_Document text_.

Nearly 20 million children, out of the 135 million born each year in the world, do not receive essential vaccines or do so incompletely, the World Health Organization (WHO) warned this Tuesday.
In its latest report on global immunization coverage, along with the Global Fund for Children (UNICEF), WHO indicates that vaccination levels are stagnating, especially in poor countries or countries with conflict areas.
‘Vaccines are one of our most important tools for preventing outbreaks and keeping the world safe,’ WHO Director-General Tedros Adhanom Ghebreyesus said in a statement.
‘It is often those most at risk, the poorest, the most marginalized, those affected by conflict or forced to leave their homes, who are persistently excluded,’ he said, emphasizing that ‘too many are left behind.
WHO/UNICEF report has found that, since 2010, vaccination coverage with three doses of diphtheria, tetanus, pertussis and one dose of measles vaccine has stagnated at about 86 per cent.

_Tasks to perform_.
1. List the diseases the vaccination report names as targets of the vaccines whose coverage has stalled since 2010.
2. Pick up the news text on stalled child vaccination after its last sentence and keep writing it.

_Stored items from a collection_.

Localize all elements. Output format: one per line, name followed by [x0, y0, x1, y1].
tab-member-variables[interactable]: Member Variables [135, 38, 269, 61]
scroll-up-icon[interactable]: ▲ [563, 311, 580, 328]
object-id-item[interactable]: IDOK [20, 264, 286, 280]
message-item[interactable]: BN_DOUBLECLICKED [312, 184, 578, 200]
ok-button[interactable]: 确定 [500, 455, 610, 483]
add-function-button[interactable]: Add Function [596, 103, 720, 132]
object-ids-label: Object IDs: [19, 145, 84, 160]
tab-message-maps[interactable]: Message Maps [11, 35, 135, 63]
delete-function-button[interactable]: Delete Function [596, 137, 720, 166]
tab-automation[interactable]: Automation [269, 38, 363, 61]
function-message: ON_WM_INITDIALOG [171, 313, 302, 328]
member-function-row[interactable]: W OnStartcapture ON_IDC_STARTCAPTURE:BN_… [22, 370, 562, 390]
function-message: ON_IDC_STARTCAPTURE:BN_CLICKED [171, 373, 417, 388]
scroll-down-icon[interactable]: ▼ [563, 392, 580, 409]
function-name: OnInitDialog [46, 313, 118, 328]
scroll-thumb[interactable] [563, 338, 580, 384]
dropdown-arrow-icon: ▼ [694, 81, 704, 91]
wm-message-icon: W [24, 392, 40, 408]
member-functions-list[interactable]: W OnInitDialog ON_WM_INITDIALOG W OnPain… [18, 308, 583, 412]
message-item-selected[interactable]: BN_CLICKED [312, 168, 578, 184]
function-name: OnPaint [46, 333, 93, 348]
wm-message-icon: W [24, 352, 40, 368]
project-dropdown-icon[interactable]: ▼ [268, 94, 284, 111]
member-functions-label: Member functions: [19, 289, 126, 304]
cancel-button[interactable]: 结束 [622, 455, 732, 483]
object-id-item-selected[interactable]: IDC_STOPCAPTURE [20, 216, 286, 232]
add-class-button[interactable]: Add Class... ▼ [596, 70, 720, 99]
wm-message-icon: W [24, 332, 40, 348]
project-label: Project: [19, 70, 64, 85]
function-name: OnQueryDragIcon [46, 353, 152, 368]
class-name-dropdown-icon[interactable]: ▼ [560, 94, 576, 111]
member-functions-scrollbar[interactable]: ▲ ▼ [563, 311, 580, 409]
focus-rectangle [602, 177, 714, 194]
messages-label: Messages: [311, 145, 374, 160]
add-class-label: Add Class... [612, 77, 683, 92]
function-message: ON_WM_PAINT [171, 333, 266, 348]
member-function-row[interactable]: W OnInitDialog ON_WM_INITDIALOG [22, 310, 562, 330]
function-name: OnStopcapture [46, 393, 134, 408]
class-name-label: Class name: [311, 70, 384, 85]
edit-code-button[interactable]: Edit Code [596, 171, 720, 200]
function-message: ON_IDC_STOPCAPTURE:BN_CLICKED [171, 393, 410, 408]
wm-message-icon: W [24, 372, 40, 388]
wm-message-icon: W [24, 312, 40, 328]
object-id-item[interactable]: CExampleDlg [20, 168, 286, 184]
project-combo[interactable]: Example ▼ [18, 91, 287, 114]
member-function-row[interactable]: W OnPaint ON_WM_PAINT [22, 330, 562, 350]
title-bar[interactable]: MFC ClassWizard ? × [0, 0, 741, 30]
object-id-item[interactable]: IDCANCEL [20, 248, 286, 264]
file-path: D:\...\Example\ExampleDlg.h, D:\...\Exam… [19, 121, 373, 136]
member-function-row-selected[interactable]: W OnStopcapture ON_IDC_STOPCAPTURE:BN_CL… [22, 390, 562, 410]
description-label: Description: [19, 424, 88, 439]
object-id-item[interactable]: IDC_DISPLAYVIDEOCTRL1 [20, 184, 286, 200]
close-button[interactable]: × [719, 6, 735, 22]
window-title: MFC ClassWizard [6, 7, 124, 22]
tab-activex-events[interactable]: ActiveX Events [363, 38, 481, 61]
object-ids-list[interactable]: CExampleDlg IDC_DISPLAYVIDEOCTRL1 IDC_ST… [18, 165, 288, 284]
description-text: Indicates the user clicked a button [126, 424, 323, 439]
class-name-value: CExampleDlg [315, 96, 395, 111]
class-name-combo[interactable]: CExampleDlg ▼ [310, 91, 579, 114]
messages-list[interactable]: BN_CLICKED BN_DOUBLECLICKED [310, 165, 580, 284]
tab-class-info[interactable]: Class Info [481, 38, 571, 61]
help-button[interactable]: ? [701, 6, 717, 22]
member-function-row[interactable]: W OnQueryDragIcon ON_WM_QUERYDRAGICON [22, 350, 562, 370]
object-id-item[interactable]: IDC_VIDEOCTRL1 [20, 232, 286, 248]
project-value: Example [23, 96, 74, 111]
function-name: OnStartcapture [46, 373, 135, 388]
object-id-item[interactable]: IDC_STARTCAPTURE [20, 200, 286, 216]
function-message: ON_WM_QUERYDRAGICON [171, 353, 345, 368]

_Answers to the problems_.
1. Diphtheria, tetanus, pertussis, measles

2.
Approximately one in 10 children is missing all or part of the vaccines that can save their lives, but there are extreme cases, such as the 16 countries suffering from armed conflict or fragility, where only half get vaccinated.
Those nations are Afghanistan, Central African Republic, Chad, Democratic Republic of Congo, Ethiopia, Haiti, Iraq, Mali, Niger, Nigeria, Pakistan, Somalia, Southern Sudan, Sudan, Syria and Yemen.
WHO data indicate that several countries with high levels of vaccination have experienced setbacks in recent years, including Brazil, Ecuador, El Salvador and Peru in terms of coverage of the first dose of measles vaccine.